[Figure record listings]
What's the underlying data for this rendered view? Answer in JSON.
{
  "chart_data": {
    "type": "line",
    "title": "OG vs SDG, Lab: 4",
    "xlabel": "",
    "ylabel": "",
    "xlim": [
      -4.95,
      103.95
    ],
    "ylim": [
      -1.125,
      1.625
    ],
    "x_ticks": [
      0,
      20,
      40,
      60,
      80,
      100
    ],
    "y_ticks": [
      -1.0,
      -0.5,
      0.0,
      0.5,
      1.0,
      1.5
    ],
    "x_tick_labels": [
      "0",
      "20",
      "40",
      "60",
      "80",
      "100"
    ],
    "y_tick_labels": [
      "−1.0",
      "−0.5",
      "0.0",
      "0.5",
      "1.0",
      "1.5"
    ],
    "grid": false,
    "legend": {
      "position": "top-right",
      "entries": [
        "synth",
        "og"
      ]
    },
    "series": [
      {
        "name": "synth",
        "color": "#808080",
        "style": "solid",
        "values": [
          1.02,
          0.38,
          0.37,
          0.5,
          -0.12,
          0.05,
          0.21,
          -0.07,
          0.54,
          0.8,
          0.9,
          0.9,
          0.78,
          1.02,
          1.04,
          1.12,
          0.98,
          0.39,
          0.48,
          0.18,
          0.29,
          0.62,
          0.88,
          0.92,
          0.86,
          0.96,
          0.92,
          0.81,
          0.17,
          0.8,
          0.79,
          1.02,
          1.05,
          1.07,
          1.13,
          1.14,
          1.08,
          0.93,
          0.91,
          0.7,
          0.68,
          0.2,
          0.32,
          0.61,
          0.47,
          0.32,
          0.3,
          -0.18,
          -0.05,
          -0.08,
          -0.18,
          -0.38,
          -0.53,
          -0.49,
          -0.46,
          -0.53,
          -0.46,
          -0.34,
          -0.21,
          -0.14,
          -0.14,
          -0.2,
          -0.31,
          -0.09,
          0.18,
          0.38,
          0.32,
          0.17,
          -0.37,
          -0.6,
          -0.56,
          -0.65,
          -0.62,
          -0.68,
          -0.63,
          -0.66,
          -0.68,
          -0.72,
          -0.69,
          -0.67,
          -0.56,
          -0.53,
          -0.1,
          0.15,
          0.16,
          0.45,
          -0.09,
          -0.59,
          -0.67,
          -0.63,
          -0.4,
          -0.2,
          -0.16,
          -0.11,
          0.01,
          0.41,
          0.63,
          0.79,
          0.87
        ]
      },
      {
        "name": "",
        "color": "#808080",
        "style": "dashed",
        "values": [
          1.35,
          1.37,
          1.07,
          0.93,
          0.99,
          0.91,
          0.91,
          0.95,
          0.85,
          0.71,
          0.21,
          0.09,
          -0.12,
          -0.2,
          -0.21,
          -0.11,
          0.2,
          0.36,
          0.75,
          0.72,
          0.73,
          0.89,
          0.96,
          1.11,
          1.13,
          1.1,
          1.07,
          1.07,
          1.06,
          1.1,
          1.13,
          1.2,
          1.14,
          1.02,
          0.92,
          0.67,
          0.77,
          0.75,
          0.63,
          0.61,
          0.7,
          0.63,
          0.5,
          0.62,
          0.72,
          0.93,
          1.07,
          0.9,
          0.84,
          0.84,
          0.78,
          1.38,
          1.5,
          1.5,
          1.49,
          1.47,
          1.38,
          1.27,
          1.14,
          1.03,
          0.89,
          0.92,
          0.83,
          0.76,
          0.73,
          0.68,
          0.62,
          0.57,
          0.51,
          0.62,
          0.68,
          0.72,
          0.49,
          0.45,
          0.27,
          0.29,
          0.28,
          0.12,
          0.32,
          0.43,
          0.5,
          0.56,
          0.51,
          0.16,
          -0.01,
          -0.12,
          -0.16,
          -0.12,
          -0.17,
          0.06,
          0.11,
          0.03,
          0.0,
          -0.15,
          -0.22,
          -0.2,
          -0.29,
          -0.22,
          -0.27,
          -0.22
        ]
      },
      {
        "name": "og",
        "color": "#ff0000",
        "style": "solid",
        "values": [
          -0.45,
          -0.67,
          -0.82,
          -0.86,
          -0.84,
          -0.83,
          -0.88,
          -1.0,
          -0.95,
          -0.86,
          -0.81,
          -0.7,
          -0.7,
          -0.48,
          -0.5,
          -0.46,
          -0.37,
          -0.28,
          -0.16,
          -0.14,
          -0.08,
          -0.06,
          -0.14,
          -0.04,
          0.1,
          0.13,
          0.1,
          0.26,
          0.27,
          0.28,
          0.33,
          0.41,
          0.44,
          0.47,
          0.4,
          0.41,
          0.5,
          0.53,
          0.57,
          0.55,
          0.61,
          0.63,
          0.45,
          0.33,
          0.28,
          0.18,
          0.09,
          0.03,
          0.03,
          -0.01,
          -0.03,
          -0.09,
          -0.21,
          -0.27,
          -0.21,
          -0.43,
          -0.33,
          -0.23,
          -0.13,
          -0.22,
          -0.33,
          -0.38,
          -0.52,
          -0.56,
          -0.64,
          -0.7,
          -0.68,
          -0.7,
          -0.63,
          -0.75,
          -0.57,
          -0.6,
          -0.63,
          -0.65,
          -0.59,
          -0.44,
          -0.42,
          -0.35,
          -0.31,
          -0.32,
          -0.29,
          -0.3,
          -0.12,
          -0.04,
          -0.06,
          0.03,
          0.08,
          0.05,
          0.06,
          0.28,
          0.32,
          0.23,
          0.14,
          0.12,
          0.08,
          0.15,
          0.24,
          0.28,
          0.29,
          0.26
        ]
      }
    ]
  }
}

▶ _Your instructions_
Write out every entry again exactly, please, with nothing missing.

▶ _Solution_
What's the underlying data for this rendered view? Answer in JSON.
{
  "chart_data": {
    "type": "line",
    "title": "OG vs SDG, Lab: 4",
    "xlabel": "",
    "ylabel": "",
    "xlim": [
      -4.95,
      103.95
    ],
    "ylim": [
      -1.125,
      1.625
    ],
    "x_ticks": [
      0,
      20,
      40,
      60,
      80,
      100
    ],
    "y_ticks": [
      -1.0,
      -0.5,
      0.0,
      0.5,
      1.0,
      1.5
    ],
    "x_tick_labels": [
      "0",
      "20",
      "40",
      "60",
      "80",
      "100"
    ],
    "y_tick_labels": [
      "−1.0",
      "−0.5",
      "0.0",
      "0.5",
      "1.0",
      "1.5"
    ],
    "grid": false,
    "legend": {
      "position": "top-right",
      "entries": [
        "synth",
        "og"
      ]
    },
    "series": [
      {
        "name": "synth",
        "color": "#808080",
        "style": "solid",
        "values": [
          1.02,
          0.38,
          0.37,
          0.5,
          -0.12,
          0.05,
          0.21,
          -0.07,
          0.54,
          0.8,
          0.9,
          0.9,
          0.78,
          1.02,
          1.04,
          1.12,
          0.98,
          0.39,
          0.48,
          0.18,
          0.29,
          0.62,
          0.88,
          0.92,
          0.86,
          0.96,
          0.92,
          0.81,
          0.17,
          0.8,
          0.79,
          1.02,
          1.05,
          1.07,
          1.13,
          1.14,
          1.08,
          0.93,
          0.91,
          0.7,
          0.68,
          0.2,
          0.32,
          0.61,
          0.47,
          0.32,
          0.3,
          -0.18,
          -0.05,
          -0.08,
          -0.18,
          -0.38,
          -0.53,
          -0.49,
          -0.46,
          -0.53,
          -0.46,
          -0.34,
          -0.21,
          -0.14,
          -0.14,
          -0.2,
          -0.31,
          -0.09,
          0.18,
          0.38,
          0.32,
          0.17,
          -0.37,
          -0.6,
          -0.56,
          -0.65,
          -0.62,
          -0.68,
          -0.63,
          -0.66,
          -0.68,
          -0.72,
          -0.69,
          -0.67,
          -0.56,
          -0.53,
          -0.1,
          0.15,
          0.16,
          0.45,
          -0.09,
          -0.59,
          -0.67,
          -0.63,
          -0.4,
          -0.2,
          -0.16,
          -0.11,
          0.01,
          0.41,
          0.63,
          0.79,
          0.87
        ]
      },
      {
        "name": "",
        "color": "#808080",
        "style": "dashed",
        "values": [
          1.35,
          1.37,
          1.07,
          0.93,
          0.99,
          0.91,
          0.91,
          0.95,
          0.85,
          0.71,
          0.21,
          0.09,
          -0.12,
          -0.2,
          -0.21,
          -0.11,
          0.2,
          0.36,
          0.75,
          0.72,
          0.73,
          0.89,
          0.96,
          1.11,
          1.13,
          1.1,
          1.07,
          1.07,
          1.06,
          1.1,
          1.13,
          1.2,
          1.14,
          1.02,
          0.92,
          0.67,
          0.77,
          0.75,
          0.63,
          0.61,
          0.7,
          0.63,
          0.5,
          0.62,
          0.72,
          0.93,
          1.07,
          0.9,
          0.84,
          0.84,
          0.78,
          1.38,
          1.5,
          1.5,
          1.49,
          1.47,
          1.38,
          1.27,
          1.14,
          1.03,
          0.89,
          0.92,
          0.83,
          0.76,
          0.73,
          0.68,
          0.62,
          0.57,
          0.51,
          0.62,
          0.68,
          0.72,
          0.49,
          0.45,
          0.27,
          0.29,
          0.28,
          0.12,
          0.32,
          0.43,
          0.5,
          0.56,
          0.51,
          0.16,
          -0.01,
          -0.12,
          -0.16,
          -0.12,
          -0.17,
          0.06,
          0.11,
          0.03,
          0.0,
          -0.15,
          -0.22,
          -0.2,
          -0.29,
          -0.22,
          -0.27,
          -0.22
        ]
      },
      {
        "name": "og",
        "color": "#ff0000",
        "style": "solid",
        "values": [
          -0.45,
          -0.67,
          -0.82,
          -0.86,
          -0.84,
          -0.83,
          -0.88,
          -1.0,
          -0.95,
          -0.86,
          -0.81,
          -0.7,
          -0.7,
          -0.48,
          -0.5,
          -0.46,
          -0.37,
          -0.28,
          -0.16,
          -0.14,
          -0.08,
          -0.06,
          -0.14,
          -0.04,
          0.1,
          0.13,
          0.1,
          0.26,
          0.27,
          0.28,
          0.33,
          0.41,
          0.44,
          0.47,
          0.4,
          0.41,
          0.5,
          0.53,
          0.57,
          0.55,
          0.61,
          0.63,
          0.45,
          0.33,
          0.28,
          0.18,
          0.09,
          0.03,
          0.03,
          -0.01,
          -0.03,
          -0.09,
          -0.21,
          -0.27,
          -0.21,
          -0.43,
          -0.33,
          -0.23,
          -0.13,
          -0.22,
          -0.33,
          -0.38,
          -0.52,
          -0.56,
          -0.64,
          -0.7,
          -0.68,
          -0.7,
          -0.63,
          -0.75,
          -0.57,
          -0.6,
          -0.63,
          -0.65,
          -0.59,
          -0.44,
          -0.42,
          -0.35,
          -0.31,
          -0.32,
          -0.29,
          -0.3,
          -0.12,
          -0.04,
          -0.06,
          0.03,
          0.08,
          0.05,
          0.06,
          0.28,
          0.32,
          0.23,
          0.14,
          0.12,
          0.08,
          0.15,
          0.24,
          0.28,
          0.29,
          0.26
        ]
      }
    ]
  }
}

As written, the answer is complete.